▶ _What you are asked to do_
Show each line from the listing that includes the word "cardinal".

..............................

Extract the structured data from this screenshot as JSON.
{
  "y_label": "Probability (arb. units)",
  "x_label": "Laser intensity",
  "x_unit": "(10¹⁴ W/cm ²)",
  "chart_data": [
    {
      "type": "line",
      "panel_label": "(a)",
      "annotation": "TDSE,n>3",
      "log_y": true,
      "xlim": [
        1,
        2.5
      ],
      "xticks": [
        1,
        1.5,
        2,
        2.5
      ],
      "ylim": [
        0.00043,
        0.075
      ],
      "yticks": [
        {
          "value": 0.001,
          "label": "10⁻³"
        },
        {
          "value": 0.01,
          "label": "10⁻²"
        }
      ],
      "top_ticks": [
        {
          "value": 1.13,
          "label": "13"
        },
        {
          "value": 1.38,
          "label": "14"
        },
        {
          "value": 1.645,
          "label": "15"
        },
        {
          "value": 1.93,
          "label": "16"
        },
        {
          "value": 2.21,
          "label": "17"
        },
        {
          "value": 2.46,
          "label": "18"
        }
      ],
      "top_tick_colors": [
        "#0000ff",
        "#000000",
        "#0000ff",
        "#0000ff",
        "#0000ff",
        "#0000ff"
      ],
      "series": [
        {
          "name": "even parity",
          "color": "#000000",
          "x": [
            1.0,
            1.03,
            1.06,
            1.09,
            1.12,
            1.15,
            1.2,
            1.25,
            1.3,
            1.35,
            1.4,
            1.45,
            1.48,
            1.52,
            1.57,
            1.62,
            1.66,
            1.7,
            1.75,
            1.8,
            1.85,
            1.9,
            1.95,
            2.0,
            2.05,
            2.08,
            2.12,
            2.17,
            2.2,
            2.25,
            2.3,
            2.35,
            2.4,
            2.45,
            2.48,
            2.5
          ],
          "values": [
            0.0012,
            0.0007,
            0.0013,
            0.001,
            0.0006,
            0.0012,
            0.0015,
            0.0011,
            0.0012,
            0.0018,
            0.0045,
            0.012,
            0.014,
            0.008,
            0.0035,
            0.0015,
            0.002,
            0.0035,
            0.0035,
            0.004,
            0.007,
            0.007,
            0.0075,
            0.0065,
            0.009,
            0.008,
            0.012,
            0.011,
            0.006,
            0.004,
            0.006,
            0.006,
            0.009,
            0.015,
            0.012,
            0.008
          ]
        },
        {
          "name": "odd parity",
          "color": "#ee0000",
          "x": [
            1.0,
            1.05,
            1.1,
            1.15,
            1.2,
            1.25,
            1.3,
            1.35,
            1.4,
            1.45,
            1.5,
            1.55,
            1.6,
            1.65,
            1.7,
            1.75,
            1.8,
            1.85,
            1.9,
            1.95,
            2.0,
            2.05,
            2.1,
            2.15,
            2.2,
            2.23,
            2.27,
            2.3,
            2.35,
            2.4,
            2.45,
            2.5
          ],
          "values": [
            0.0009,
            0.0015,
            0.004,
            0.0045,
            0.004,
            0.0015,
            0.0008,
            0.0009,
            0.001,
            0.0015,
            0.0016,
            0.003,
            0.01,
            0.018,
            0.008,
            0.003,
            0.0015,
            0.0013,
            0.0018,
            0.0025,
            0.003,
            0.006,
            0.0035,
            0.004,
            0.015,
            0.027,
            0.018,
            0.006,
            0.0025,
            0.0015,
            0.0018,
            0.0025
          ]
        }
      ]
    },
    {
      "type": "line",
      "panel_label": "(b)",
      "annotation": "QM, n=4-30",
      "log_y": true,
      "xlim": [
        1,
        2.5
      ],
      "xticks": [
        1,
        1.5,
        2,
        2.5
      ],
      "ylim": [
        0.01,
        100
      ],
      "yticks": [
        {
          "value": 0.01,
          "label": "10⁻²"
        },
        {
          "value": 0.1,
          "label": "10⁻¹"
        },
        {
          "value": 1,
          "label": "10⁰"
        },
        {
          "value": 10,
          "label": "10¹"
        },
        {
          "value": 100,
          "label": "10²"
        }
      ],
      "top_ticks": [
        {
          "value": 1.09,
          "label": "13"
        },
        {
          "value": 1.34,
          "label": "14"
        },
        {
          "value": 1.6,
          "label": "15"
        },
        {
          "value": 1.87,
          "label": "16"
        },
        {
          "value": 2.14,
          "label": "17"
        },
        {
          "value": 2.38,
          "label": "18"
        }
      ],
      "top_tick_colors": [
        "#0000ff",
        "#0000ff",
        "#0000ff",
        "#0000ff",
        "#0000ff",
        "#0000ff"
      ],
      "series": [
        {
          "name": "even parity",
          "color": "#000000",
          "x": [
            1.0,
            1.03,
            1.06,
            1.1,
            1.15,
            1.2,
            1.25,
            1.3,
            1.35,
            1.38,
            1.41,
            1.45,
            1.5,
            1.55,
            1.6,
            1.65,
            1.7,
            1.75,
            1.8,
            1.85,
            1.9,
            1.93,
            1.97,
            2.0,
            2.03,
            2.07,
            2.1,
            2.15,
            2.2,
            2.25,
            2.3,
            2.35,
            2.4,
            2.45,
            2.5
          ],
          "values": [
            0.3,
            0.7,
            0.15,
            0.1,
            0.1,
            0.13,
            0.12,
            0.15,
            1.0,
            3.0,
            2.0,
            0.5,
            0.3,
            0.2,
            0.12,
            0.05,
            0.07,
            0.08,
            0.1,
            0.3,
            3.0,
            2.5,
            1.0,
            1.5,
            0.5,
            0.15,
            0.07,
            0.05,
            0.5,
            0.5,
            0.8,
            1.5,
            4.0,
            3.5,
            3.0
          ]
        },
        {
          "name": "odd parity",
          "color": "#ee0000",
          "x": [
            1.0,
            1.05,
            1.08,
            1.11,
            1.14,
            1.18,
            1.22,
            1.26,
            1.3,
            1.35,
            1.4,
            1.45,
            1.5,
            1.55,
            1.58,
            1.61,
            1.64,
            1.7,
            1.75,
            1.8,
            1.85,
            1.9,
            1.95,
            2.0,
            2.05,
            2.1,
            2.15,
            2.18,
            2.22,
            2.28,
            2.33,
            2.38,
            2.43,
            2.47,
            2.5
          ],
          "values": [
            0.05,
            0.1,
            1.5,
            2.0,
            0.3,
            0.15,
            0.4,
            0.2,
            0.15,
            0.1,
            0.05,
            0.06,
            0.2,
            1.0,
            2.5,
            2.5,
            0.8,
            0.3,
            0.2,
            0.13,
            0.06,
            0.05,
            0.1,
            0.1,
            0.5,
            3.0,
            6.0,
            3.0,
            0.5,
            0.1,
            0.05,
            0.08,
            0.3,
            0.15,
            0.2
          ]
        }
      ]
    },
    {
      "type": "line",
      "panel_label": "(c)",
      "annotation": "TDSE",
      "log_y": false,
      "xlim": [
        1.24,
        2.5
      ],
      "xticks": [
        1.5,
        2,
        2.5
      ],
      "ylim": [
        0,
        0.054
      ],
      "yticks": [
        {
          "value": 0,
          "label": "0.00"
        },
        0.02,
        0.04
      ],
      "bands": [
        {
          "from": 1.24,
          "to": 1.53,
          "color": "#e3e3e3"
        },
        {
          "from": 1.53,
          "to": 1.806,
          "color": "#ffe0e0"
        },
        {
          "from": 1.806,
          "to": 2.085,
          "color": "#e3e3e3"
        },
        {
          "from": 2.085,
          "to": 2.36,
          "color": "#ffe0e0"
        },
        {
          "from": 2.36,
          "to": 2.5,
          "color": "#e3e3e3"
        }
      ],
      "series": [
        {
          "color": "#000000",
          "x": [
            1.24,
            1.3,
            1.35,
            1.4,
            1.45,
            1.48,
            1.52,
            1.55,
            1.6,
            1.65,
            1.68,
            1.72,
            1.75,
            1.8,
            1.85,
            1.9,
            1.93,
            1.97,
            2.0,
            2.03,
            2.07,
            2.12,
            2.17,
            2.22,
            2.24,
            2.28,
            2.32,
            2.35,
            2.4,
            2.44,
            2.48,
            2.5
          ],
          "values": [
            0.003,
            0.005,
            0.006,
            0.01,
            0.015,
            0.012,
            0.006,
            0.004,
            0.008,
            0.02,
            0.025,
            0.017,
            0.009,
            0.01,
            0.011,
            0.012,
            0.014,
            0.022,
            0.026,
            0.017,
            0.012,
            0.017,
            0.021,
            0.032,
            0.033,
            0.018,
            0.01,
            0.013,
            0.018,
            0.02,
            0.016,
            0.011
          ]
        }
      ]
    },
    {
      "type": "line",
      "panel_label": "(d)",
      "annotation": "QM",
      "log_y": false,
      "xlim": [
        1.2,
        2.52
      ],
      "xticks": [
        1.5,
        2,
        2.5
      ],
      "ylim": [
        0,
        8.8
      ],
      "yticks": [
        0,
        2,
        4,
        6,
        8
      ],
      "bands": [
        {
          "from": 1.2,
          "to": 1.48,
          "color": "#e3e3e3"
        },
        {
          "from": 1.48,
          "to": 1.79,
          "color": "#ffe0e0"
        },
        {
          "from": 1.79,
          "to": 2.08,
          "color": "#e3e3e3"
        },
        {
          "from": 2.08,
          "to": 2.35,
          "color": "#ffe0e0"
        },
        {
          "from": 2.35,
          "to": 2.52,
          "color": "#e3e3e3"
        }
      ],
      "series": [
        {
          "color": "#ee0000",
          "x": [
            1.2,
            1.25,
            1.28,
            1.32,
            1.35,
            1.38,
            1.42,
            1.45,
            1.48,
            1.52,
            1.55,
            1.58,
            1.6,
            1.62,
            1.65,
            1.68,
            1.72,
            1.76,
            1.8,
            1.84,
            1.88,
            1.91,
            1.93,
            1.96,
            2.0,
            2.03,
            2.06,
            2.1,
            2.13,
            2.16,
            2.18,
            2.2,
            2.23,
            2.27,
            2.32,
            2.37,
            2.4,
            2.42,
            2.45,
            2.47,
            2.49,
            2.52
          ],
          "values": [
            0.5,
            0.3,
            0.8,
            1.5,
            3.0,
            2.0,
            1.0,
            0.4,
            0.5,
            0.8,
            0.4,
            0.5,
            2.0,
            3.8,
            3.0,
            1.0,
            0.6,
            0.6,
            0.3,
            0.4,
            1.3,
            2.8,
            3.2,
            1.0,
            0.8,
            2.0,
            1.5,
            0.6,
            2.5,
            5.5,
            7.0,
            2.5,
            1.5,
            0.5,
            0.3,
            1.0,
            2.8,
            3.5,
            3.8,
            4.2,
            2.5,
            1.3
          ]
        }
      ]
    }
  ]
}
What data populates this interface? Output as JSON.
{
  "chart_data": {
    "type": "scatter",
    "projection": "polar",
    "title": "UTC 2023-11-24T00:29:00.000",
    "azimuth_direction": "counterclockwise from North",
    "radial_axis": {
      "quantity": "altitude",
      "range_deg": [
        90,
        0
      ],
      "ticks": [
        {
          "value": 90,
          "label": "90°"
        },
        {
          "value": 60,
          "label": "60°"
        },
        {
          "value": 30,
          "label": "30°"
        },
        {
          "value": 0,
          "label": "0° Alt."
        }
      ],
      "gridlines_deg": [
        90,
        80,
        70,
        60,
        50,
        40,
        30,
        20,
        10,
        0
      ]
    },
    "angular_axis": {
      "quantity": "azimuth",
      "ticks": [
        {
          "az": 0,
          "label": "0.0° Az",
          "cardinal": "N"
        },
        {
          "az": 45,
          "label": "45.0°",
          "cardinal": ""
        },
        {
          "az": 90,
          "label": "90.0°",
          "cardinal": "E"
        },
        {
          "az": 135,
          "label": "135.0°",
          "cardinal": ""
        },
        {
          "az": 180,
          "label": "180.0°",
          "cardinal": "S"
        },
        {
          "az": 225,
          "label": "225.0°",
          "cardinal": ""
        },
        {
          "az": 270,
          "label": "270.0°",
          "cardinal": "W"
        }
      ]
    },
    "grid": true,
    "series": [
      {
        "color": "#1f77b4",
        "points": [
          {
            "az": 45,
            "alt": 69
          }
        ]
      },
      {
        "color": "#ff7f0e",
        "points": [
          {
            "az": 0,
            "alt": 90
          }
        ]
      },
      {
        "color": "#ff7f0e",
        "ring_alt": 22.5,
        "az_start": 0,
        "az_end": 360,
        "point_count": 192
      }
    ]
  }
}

..............................

▶ _The completed task_
          "cardinal": "N"
          "cardinal": ""
          "cardinal": "E"
          "cardinal": ""
          "cardinal": "S"
          "cardinal": ""
          "cardinal": "W"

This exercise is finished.